▶ Instructions to follow
Your task is to repeat the lines below exactly, excluding any pictures they contain.

▶ Data for the task
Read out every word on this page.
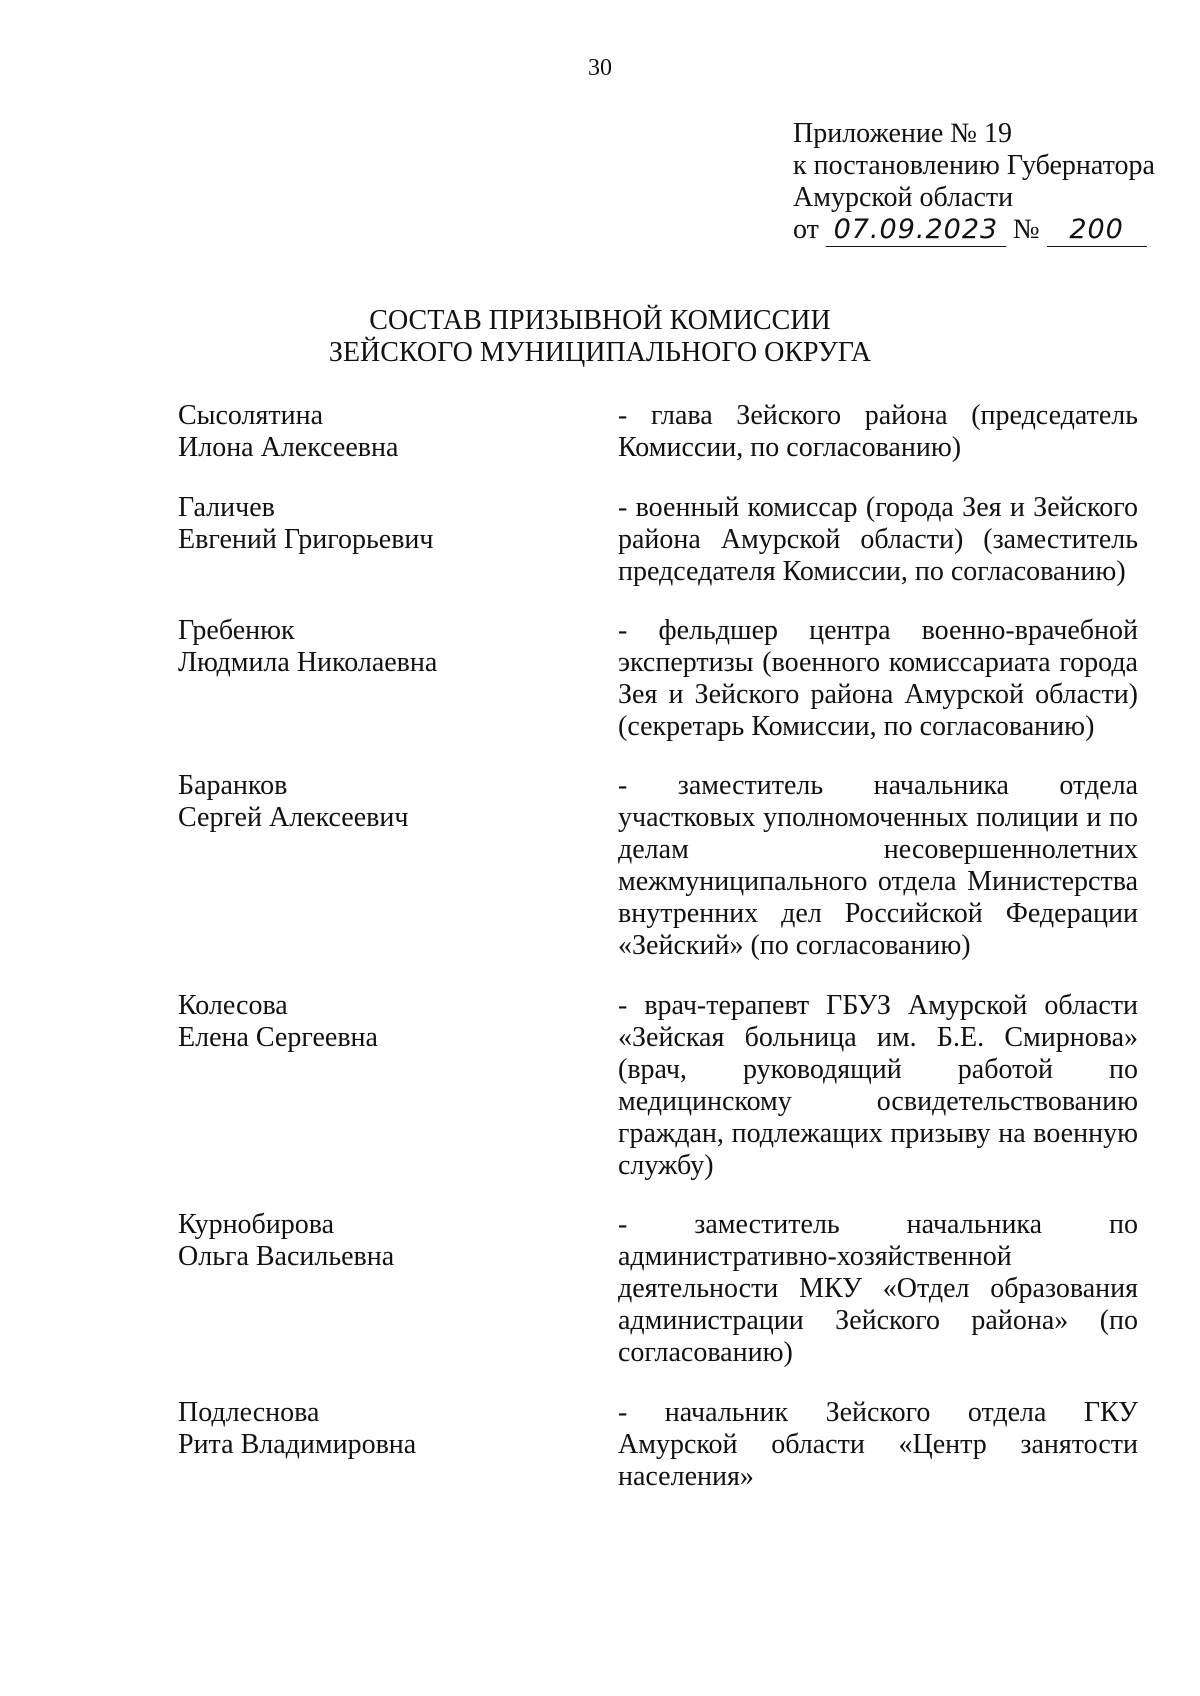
30
Приложение № 19
к постановлению Губернатора
Амурской области
от 07.09.2023 № 200
СОСТАВ ПРИЗЫВНОЙ КОМИССИИ
ЗЕЙСКОГО МУНИЦИПАЛЬНОГО ОКРУГА
Сысолятина
Илона Алексеевна
- глава Зейского района (председатель Комиссии, по согласованию)
Галичев
Евгений Григорьевич
- военный комиссар (города Зея и Зейского района Амурской области) (заместитель председателя Комиссии, по согласованию)
Гребенюк
Людмила Николаевна
- фельдшер центра военно-врачебной экспертизы (военного комиссариата города Зея и Зейского района Амурской области) (секретарь Комиссии, по согласованию)
Баранков
Сергей Алексеевич
- заместитель начальника отдела участковых уполномоченных полиции и по делам несовершеннолетних межмуниципального отдела Министерства внутренних дел Российской Федерации «Зейский» (по согласованию)
Колесова
Елена Сергеевна
- врач-терапевт ГБУЗ Амурской области «Зейская больница им. Б.Е. Смирнова» (врач, руководящий работой по медицинскому освидетельствованию граждан, подлежащих призыву на военную службу)
Курнобирова
Ольга Васильевна
- заместитель начальника по административно-хозяйственной деятельности МКУ «Отдел образования администрации Зейского района» (по согласованию)
Подлеснова
Рита Владимировна
- начальник Зейского отдела ГКУ Амурской области «Центр занятости населения»
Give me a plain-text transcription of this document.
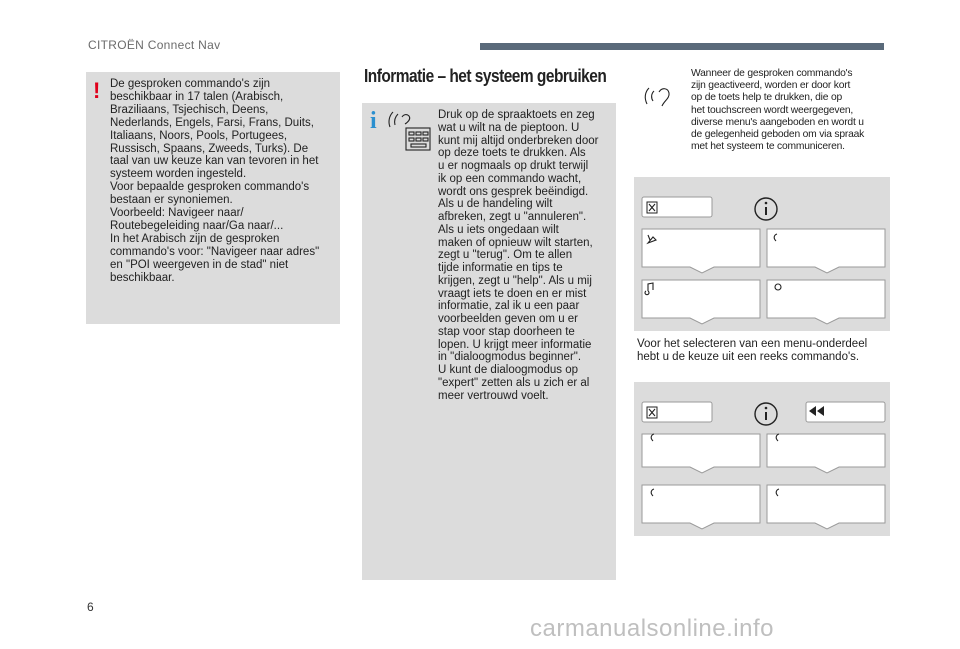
CITROËN Connect Nav
! De gesproken commando's zijn
beschikbaar in 17 talen (Arabisch,
Braziliaans, Tsjechisch, Deens,
Nederlands, Engels, Farsi, Frans, Duits,
Italiaans, Noors, Pools, Portugees,
Russisch, Spaans, Zweeds, Turks). De
taal van uw keuze kan van tevoren in het
systeem worden ingesteld.
Voor bepaalde gesproken commando's
bestaan er synoniemen.
Voorbeeld: Navigeer naar/
Routebegeleiding naar/Ga naar/...
In het Arabisch zijn de gesproken
commando's voor: "Navigeer naar adres"
en "POI weergeven in de stad" niet
beschikbaar.
Informatie – het systeem gebruiken
i	Druk op de spraaktoets en zeg
wat u wilt na de pieptoon. U
kunt mij altijd onderbreken door
op deze toets te drukken. Als
u er nogmaals op drukt terwijl
ik op een commando wacht,
wordt ons gesprek beëindigd.
Als u de handeling wilt
afbreken, zegt u "annuleren".
Als u iets ongedaan wilt
maken of opnieuw wilt starten,
zegt u "terug". Om te allen
tijde informatie en tips te
krijgen, zegt u "help". Als u mij
vraagt iets te doen en er mist
informatie, zal ik u een paar
voorbeelden geven om u er
stap voor stap doorheen te
lopen. U krijgt meer informatie
in "dialoogmodus beginner".
U kunt de dialoogmodus op
"expert" zetten als u zich er al
meer vertrouwd voelt.
Wanneer de gesproken commando's
zijn geactiveerd, worden er door kort
op de toets help te drukken, die op
het touchscreen wordt weergegeven,
diverse menu's aangeboden en wordt u
de gelegenheid geboden om via spraak
met het systeem te communiceren.
Voor het selecteren van een menu-onderdeel
hebt u de keuze uit een reeks commando's.
6
carmanualsonline.info
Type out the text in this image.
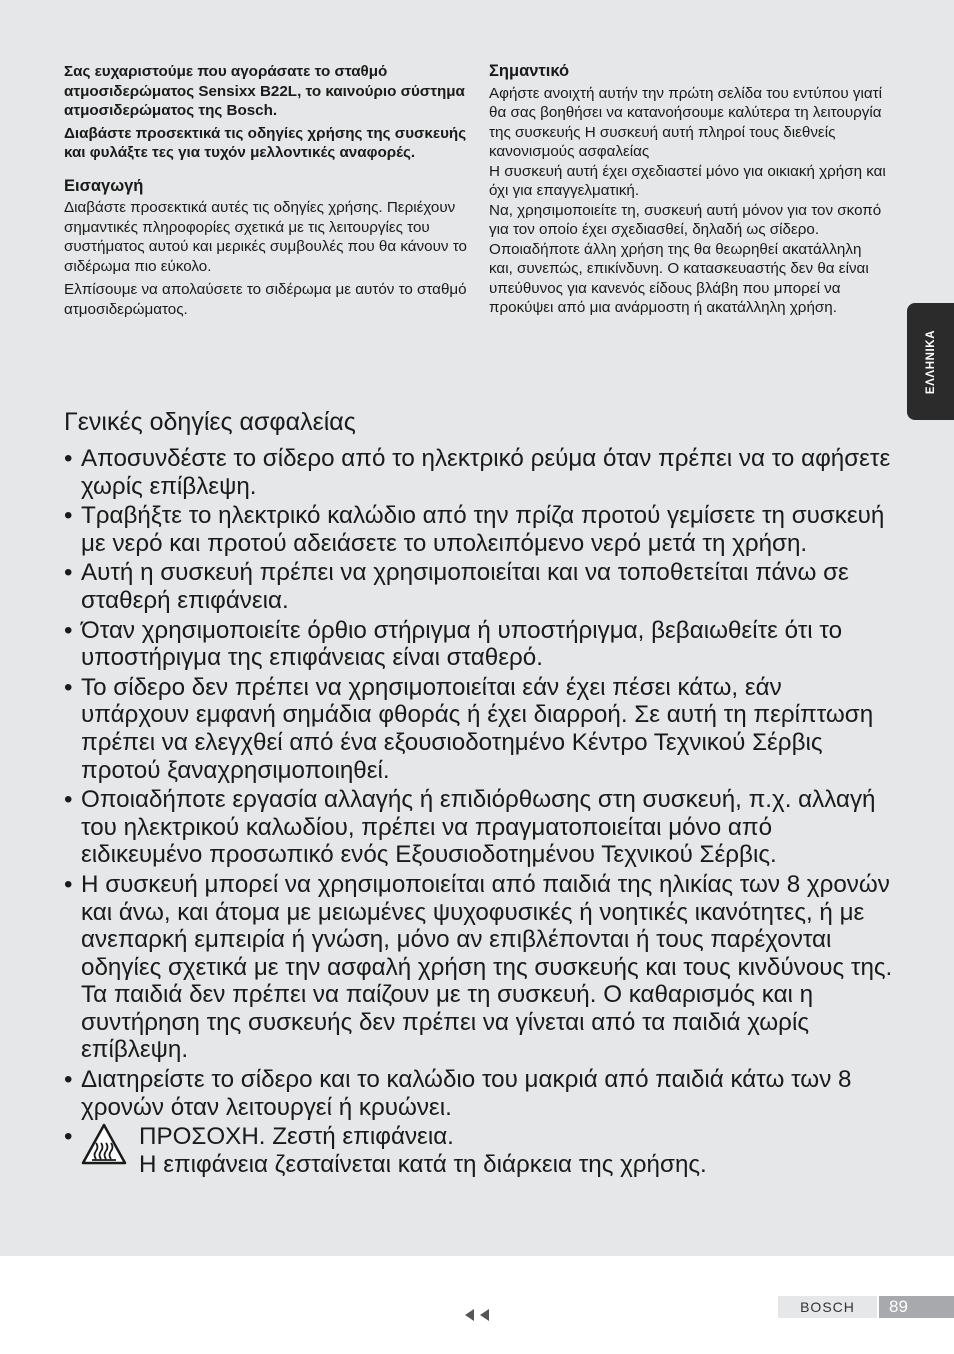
Σας ευχαριστούμε που αγοράσατε το σταθμό ατμοσιδερώματος Sensixx B22L, το καινούριο σύστημα ατμοσιδερώματος της Bosch.

Διαβάστε προσεκτικά τις οδηγίες χρήσης της συσκευής και φυλάξτε τες για τυχόν μελλοντικές αναφορές.

Εισαγωγή

Διαβάστε προσεκτικά αυτές τις οδηγίες χρήσης. Περιέχουν σημαντικές πληροφορίες σχετικά με τις λειτουργίες του συστήματος αυτού και μερικές συμβουλές που θα κάνουν το σιδέρωμα πιο εύκολο.

Ελπίσουμε να απολαύσετε το σιδέρωμα με αυτόν το σταθμό ατμοσιδερώματος.

Σημαντικό

Αφήστε ανοιχτή αυτήν την πρώτη σελίδα του εντύπου γιατί θα σας βοηθήσει να κατανοήσουμε καλύτερα τη λειτουργία της συσκευής Η συσκευή αυτή πληροί τους διεθνείς κανονισμούς ασφαλείας

Η συσκευή αυτή έχει σχεδιαστεί μόνο για οικιακή χρήση και όχι για επαγγελματική.

Να, χρησιμοποιείτε τη, συσκευή αυτή μόνον για τον σκοπό για τον οποίο έχει σχεδιασθεί, δηλαδή ως σίδερο. Οποιαδήποτε άλλη χρήση της θα θεωρηθεί ακατάλληλη και, συνεπώς, επικίνδυνη. Ο κατασκευαστής δεν θα είναι υπεύθυνος για κανενός είδους βλάβη που μπορεί να προκύψει από μια ανάρμοστη ή ακατάλληλη χρήση.

ΕΛΛΗΝΙΚΑ
Γενικές οδηγίες ασφαλείας
• Αποσυνδέστε το σίδερο από το ηλεκτρικό ρεύμα όταν πρέπει να το αφήσετε χωρίς επίβλεψη.
• Τραβήξτε το ηλεκτρικό καλώδιο από την πρίζα προτού γεμίσετε τη συσκευή με νερό και προτού αδειάσετε το υπολειπόμενο νερό μετά τη χρήση.
• Αυτή η συσκευή πρέπει να χρησιμοποιείται και να τοποθετείται πάνω σε σταθερή επιφάνεια.
• Όταν χρησιμοποιείτε όρθιο στήριγμα ή υποστήριγμα, βεβαιωθείτε ότι το υποστήριγμα της επιφάνειας είναι σταθερό.
• Το σίδερο δεν πρέπει να χρησιμοποιείται εάν έχει πέσει κάτω, εάν υπάρχουν εμφανή σημάδια φθοράς ή έχει διαρροή. Σε αυτή τη περίπτωση πρέπει να ελεγχθεί από ένα εξουσιοδοτημένο Κέντρο Τεχνικού Σέρβις προτού ξαναχρησιμοποιηθεί.
• Οποιαδήποτε εργασία αλλαγής ή επιδιόρθωσης στη συσκευή, π.χ. αλλαγή του ηλεκτρικού καλωδίου, πρέπει να πραγματοποιείται μόνο από ειδικευμένο προσωπικό ενός Εξουσιοδοτημένου Τεχνικού Σέρβις.
• Η συσκευή μπορεί να χρησιμοποιείται από παιδιά της ηλικίας των 8 χρονών και άνω, και άτομα με μειωμένες ψυχοφυσικές ή νοητικές ικανότητες, ή με ανεπαρκή εμπειρία ή γνώση, μόνο αν επιβλέπονται ή τους παρέχονται οδηγίες σχετικά με την ασφαλή χρήση της συσκευής και τους κινδύνους της. Τα παιδιά δεν πρέπει να παίζουν με τη συσκευή. Ο καθαρισμός και η συντήρηση της συσκευής δεν πρέπει να γίνεται από τα παιδιά χωρίς επίβλεψη.
• Διατηρείστε το σίδερο και το καλώδιο του μακριά από παιδιά κάτω των 8 χρονών όταν λειτουργεί ή κρυώνει.
•	ΠΡΟΣΟΧΗ. Ζεστή επιφάνεια.
Η επιφάνεια ζεσταίνεται κατά τη διάρκεια της χρήσης.
BOSCH	89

▶ The completed task
Read out every word on this page.
30
Приложение № 19
к постановлению Губернатора
Амурской области
от 07.09.2023 № 200
СОСТАВ ПРИЗЫВНОЙ КОМИССИИ
ЗЕЙСКОГО МУНИЦИПАЛЬНОГО ОКРУГА
Сысолятина
Илона Алексеевна
- глава Зейского района (председатель Комиссии, по согласованию)
Галичев
Евгений Григорьевич
- военный комиссар (города Зея и Зейского района Амурской области) (заместитель председателя Комиссии, по согласованию)
Гребенюк
Людмила Николаевна
- фельдшер центра военно-врачебной экспертизы (военного комиссариата города Зея и Зейского района Амурской области) (секретарь Комиссии, по согласованию)
Баранков
Сергей Алексеевич
- заместитель начальника отдела участковых уполномоченных полиции и по делам несовершеннолетних межмуниципального отдела Министерства внутренних дел Российской Федерации «Зейский» (по согласованию)
Колесова
Елена Сергеевна
- врач-терапевт ГБУЗ Амурской области «Зейская больница им. Б.Е. Смирнова» (врач, руководящий работой по медицинскому освидетельствованию граждан, подлежащих призыву на военную службу)
Курнобирова
Ольга Васильевна
- заместитель начальника по административно-хозяйственной деятельности МКУ «Отдел образования администрации Зейского района» (по согласованию)
Подлеснова
Рита Владимировна
- начальник Зейского отдела ГКУ Амурской области «Центр занятости населения»
Give me a plain-text transcription of this document.
CITROËN Connect Nav
! De gesproken commando's zijn
beschikbaar in 17 talen (Arabisch,
Braziliaans, Tsjechisch, Deens,
Nederlands, Engels, Farsi, Frans, Duits,
Italiaans, Noors, Pools, Portugees,
Russisch, Spaans, Zweeds, Turks). De
taal van uw keuze kan van tevoren in het
systeem worden ingesteld.
Voor bepaalde gesproken commando's
bestaan er synoniemen.
Voorbeeld: Navigeer naar/
Routebegeleiding naar/Ga naar/...
In het Arabisch zijn de gesproken
commando's voor: "Navigeer naar adres"
en "POI weergeven in de stad" niet
beschikbaar.
Informatie – het systeem gebruiken
i	Druk op de spraaktoets en zeg
wat u wilt na de pieptoon. U
kunt mij altijd onderbreken door
op deze toets te drukken. Als
u er nogmaals op drukt terwijl
ik op een commando wacht,
wordt ons gesprek beëindigd.
Als u de handeling wilt
afbreken, zegt u "annuleren".
Als u iets ongedaan wilt
maken of opnieuw wilt starten,
zegt u "terug". Om te allen
tijde informatie en tips te
krijgen, zegt u "help". Als u mij
vraagt iets te doen en er mist
informatie, zal ik u een paar
voorbeelden geven om u er
stap voor stap doorheen te
lopen. U krijgt meer informatie
in "dialoogmodus beginner".
U kunt de dialoogmodus op
"expert" zetten als u zich er al
meer vertrouwd voelt.
Wanneer de gesproken commando's
zijn geactiveerd, worden er door kort
op de toets help te drukken, die op
het touchscreen wordt weergegeven,
diverse menu's aangeboden en wordt u
de gelegenheid geboden om via spraak
met het systeem te communiceren.
Voor het selecteren van een menu-onderdeel
hebt u de keuze uit een reeks commando's.
6
carmanualsonline.info
Type out the text in this image.
Σας ευχαριστούμε που αγοράσατε το σταθμό ατμοσιδερώματος Sensixx B22L, το καινούριο σύστημα ατμοσιδερώματος της Bosch.

Διαβάστε προσεκτικά τις οδηγίες χρήσης της συσκευής και φυλάξτε τες για τυχόν μελλοντικές αναφορές.

Εισαγωγή

Διαβάστε προσεκτικά αυτές τις οδηγίες χρήσης. Περιέχουν σημαντικές πληροφορίες σχετικά με τις λειτουργίες του συστήματος αυτού και μερικές συμβουλές που θα κάνουν το σιδέρωμα πιο εύκολο.

Ελπίσουμε να απολαύσετε το σιδέρωμα με αυτόν το σταθμό ατμοσιδερώματος.

Σημαντικό

Αφήστε ανοιχτή αυτήν την πρώτη σελίδα του εντύπου γιατί θα σας βοηθήσει να κατανοήσουμε καλύτερα τη λειτουργία της συσκευής Η συσκευή αυτή πληροί τους διεθνείς κανονισμούς ασφαλείας

Η συσκευή αυτή έχει σχεδιαστεί μόνο για οικιακή χρήση και όχι για επαγγελματική.

Να, χρησιμοποιείτε τη, συσκευή αυτή μόνον για τον σκοπό για τον οποίο έχει σχεδιασθεί, δηλαδή ως σίδερο. Οποιαδήποτε άλλη χρήση της θα θεωρηθεί ακατάλληλη και, συνεπώς, επικίνδυνη. Ο κατασκευαστής δεν θα είναι υπεύθυνος για κανενός είδους βλάβη που μπορεί να προκύψει από μια ανάρμοστη ή ακατάλληλη χρήση.

ΕΛΛΗΝΙΚΑ
Γενικές οδηγίες ασφαλείας
• Αποσυνδέστε το σίδερο από το ηλεκτρικό ρεύμα όταν πρέπει να το αφήσετε χωρίς επίβλεψη.
• Τραβήξτε το ηλεκτρικό καλώδιο από την πρίζα προτού γεμίσετε τη συσκευή με νερό και προτού αδειάσετε το υπολειπόμενο νερό μετά τη χρήση.
• Αυτή η συσκευή πρέπει να χρησιμοποιείται και να τοποθετείται πάνω σε σταθερή επιφάνεια.
• Όταν χρησιμοποιείτε όρθιο στήριγμα ή υποστήριγμα, βεβαιωθείτε ότι το υποστήριγμα της επιφάνειας είναι σταθερό.
• Το σίδερο δεν πρέπει να χρησιμοποιείται εάν έχει πέσει κάτω, εάν υπάρχουν εμφανή σημάδια φθοράς ή έχει διαρροή. Σε αυτή τη περίπτωση πρέπει να ελεγχθεί από ένα εξουσιοδοτημένο Κέντρο Τεχνικού Σέρβις προτού ξαναχρησιμοποιηθεί.
• Οποιαδήποτε εργασία αλλαγής ή επιδιόρθωσης στη συσκευή, π.χ. αλλαγή του ηλεκτρικού καλωδίου, πρέπει να πραγματοποιείται μόνο από ειδικευμένο προσωπικό ενός Εξουσιοδοτημένου Τεχνικού Σέρβις.
• Η συσκευή μπορεί να χρησιμοποιείται από παιδιά της ηλικίας των 8 χρονών και άνω, και άτομα με μειωμένες ψυχοφυσικές ή νοητικές ικανότητες, ή με ανεπαρκή εμπειρία ή γνώση, μόνο αν επιβλέπονται ή τους παρέχονται οδηγίες σχετικά με την ασφαλή χρήση της συσκευής και τους κινδύνους της. Τα παιδιά δεν πρέπει να παίζουν με τη συσκευή. Ο καθαρισμός και η συντήρηση της συσκευής δεν πρέπει να γίνεται από τα παιδιά χωρίς επίβλεψη.
• Διατηρείστε το σίδερο και το καλώδιο του μακριά από παιδιά κάτω των 8 χρονών όταν λειτουργεί ή κρυώνει.
•	ΠΡΟΣΟΧΗ. Ζεστή επιφάνεια.
Η επιφάνεια ζεσταίνεται κατά τη διάρκεια της χρήσης.
BOSCH	89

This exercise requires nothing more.